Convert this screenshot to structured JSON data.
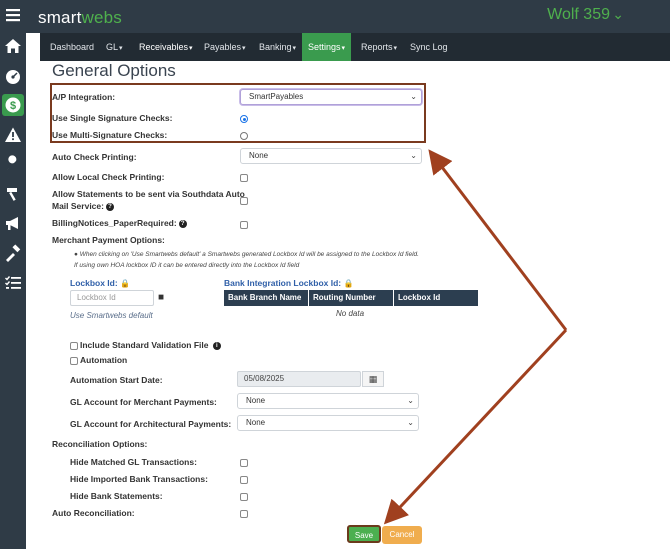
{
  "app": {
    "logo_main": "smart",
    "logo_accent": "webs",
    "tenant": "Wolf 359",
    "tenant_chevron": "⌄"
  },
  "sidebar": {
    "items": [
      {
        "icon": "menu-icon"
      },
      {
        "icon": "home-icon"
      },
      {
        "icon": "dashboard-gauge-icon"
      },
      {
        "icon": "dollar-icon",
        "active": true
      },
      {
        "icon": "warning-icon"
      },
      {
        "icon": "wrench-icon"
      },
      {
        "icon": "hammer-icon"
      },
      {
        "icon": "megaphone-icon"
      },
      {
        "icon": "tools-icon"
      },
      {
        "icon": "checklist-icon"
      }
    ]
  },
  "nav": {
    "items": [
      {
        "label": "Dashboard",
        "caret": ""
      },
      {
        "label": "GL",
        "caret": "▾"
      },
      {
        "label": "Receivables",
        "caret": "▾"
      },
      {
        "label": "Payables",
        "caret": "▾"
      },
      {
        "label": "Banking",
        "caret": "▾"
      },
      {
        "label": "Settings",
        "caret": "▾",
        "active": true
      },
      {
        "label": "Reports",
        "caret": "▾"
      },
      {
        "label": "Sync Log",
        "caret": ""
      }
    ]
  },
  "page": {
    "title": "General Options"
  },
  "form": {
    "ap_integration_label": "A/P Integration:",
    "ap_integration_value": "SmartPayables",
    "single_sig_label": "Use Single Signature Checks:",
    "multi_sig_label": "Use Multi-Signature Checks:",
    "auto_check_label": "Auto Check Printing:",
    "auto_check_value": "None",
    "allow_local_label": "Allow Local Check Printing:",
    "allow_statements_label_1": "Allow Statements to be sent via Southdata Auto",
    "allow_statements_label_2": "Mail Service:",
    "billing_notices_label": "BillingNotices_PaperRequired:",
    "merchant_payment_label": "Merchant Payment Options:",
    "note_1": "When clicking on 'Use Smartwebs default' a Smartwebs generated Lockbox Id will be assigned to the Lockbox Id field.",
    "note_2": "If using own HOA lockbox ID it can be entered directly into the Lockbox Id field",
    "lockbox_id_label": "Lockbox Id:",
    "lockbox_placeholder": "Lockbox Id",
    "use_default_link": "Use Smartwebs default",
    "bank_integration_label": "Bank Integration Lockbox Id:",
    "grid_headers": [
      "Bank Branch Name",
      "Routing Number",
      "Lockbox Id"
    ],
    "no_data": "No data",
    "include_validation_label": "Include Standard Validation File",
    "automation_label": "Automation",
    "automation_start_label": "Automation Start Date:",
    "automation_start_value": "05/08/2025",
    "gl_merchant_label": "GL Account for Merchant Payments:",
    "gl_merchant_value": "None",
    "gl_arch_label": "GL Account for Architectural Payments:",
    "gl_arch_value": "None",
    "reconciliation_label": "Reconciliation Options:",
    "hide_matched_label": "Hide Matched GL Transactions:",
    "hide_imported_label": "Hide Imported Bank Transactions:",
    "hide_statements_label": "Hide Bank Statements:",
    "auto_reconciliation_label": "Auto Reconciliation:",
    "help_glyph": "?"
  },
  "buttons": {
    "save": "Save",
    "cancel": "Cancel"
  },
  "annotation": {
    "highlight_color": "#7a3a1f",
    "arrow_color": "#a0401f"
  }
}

* * * * *

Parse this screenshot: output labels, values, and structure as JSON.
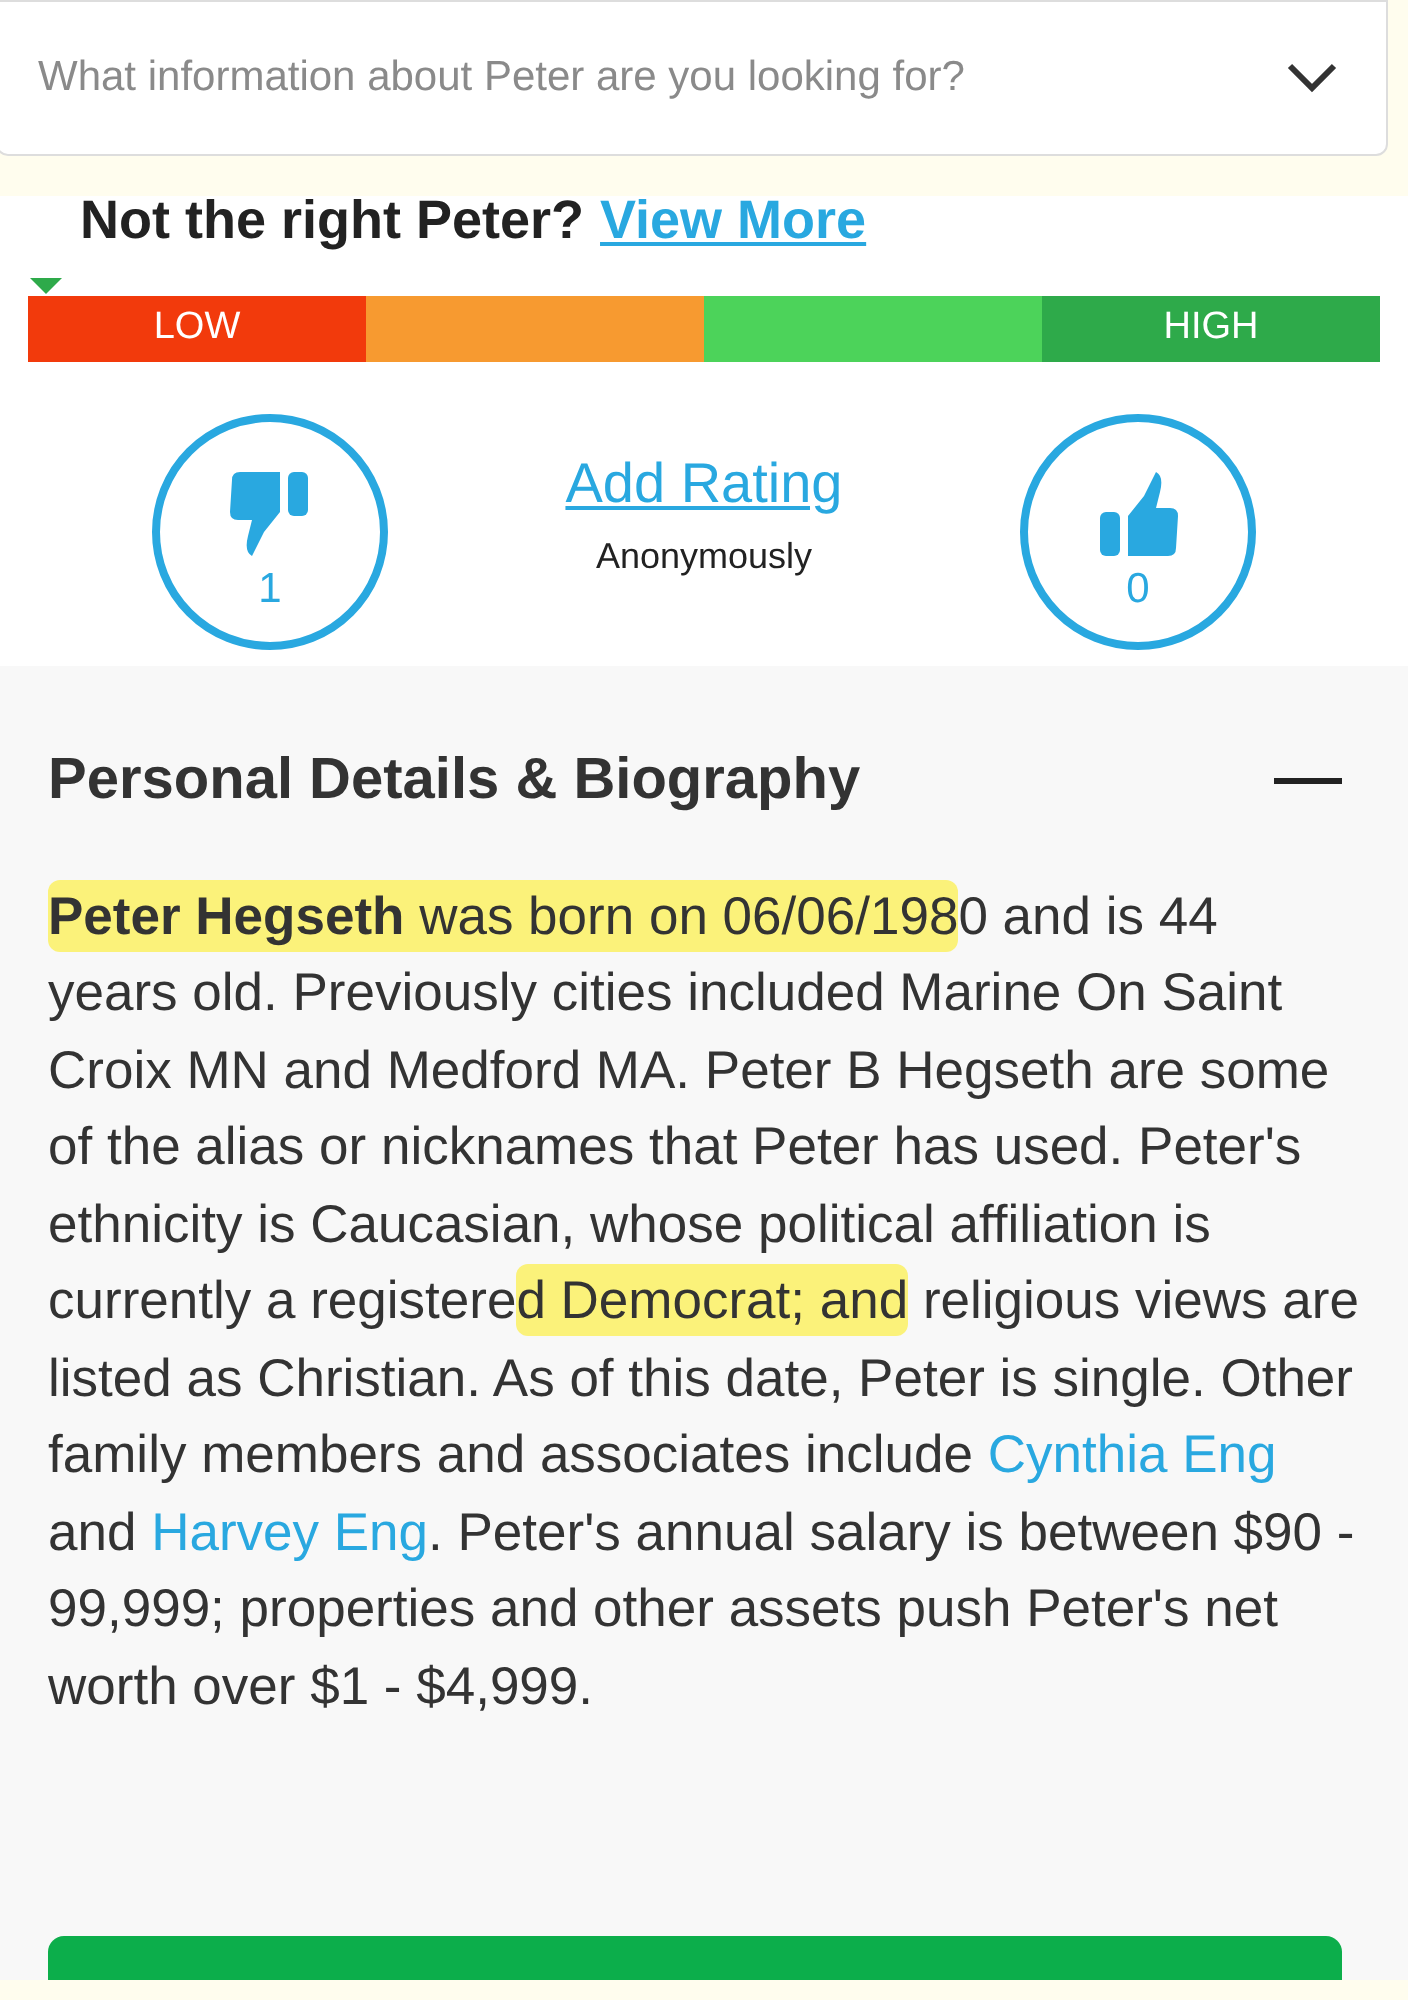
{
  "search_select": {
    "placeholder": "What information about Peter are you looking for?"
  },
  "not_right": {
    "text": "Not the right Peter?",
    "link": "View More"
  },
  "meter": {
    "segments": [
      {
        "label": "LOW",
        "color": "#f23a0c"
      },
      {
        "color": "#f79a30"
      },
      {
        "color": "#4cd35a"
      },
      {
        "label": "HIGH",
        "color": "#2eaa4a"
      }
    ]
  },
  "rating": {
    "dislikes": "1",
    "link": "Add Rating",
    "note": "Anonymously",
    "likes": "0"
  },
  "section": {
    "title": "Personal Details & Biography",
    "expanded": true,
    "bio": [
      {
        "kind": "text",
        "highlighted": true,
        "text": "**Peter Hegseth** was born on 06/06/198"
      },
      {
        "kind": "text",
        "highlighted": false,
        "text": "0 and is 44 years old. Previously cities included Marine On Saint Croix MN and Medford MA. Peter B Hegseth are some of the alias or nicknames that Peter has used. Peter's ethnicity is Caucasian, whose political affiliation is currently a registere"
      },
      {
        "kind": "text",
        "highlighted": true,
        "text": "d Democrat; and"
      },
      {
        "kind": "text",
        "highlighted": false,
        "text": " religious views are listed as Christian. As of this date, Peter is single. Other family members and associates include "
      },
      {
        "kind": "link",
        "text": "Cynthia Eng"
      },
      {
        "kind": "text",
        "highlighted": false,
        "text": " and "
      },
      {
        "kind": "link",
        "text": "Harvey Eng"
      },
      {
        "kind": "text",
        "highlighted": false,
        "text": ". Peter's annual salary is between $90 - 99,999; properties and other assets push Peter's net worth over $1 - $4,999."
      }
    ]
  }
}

* * * * *

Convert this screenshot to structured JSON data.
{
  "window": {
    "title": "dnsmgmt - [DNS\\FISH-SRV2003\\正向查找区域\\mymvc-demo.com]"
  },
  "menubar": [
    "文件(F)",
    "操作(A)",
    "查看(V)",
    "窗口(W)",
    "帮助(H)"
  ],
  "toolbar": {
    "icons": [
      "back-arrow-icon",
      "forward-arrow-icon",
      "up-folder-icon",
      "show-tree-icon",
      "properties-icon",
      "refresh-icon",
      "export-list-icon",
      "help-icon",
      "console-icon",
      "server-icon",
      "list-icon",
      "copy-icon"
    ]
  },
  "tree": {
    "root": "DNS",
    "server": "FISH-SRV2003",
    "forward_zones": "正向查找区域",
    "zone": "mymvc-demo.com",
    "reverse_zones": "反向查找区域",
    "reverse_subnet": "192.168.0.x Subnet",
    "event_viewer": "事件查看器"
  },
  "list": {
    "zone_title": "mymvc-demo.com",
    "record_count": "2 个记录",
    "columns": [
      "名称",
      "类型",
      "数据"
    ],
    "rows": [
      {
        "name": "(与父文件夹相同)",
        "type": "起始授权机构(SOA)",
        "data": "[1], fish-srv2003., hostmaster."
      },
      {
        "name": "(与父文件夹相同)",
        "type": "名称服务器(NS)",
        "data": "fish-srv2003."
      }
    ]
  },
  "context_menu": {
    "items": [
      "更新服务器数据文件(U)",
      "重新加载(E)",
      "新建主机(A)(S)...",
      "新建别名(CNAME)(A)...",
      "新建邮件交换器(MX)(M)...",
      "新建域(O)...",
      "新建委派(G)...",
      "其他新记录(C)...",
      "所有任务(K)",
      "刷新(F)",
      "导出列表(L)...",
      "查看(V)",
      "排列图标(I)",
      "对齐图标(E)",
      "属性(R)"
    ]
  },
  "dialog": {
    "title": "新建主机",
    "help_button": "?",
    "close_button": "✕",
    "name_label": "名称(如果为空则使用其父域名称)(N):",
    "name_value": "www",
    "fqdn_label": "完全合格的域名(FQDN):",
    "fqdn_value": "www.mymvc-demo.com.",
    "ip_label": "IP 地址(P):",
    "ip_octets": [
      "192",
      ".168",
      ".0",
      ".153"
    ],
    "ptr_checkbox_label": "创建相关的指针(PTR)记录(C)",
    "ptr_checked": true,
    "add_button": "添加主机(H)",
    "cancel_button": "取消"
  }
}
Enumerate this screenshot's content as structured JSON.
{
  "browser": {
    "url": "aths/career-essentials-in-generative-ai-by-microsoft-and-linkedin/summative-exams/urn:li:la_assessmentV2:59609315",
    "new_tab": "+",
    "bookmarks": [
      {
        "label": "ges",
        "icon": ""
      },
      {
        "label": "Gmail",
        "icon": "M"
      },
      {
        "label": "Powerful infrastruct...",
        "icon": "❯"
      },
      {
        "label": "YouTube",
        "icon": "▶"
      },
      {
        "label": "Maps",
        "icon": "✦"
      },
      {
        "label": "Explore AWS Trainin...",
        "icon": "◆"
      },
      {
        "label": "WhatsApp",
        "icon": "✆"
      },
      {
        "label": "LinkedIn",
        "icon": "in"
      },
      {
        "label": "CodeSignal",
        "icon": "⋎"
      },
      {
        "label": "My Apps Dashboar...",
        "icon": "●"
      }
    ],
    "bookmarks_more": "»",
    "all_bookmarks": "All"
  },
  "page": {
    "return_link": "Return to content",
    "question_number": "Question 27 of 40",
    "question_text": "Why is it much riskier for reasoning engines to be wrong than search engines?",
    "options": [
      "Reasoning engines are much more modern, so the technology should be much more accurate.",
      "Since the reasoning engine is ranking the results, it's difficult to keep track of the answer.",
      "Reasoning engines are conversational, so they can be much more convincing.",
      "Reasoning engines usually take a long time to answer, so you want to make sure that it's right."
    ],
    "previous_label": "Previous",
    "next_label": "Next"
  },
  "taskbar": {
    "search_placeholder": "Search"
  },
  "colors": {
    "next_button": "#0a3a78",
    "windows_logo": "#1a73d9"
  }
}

* * * * *

Required work
Using the listing above, list every line in which the string "Peter" occurs.

Answer to this task
    "placeholder": "What information about Peter are you looking for?"
    "text": "Not the right Peter?",
        "text": "**Peter Hegseth** was born on 06/06/198"
        "text": "0 and is 44 years old. Previously cities included Marine On Saint Croix MN and Medford MA. Peter B Hegseth are some of the alias or nicknames that Peter has used. Peter's ethnicity is Caucasian, whose political affiliation is currently a registere"
        "text": " religious views are listed as Christian. As of this date, Peter is single. Other family members and associates include "
        "text": ". Peter's annual salary is between $90 - 99,999; properties and other assets push Peter's net worth over $1 - $4,999."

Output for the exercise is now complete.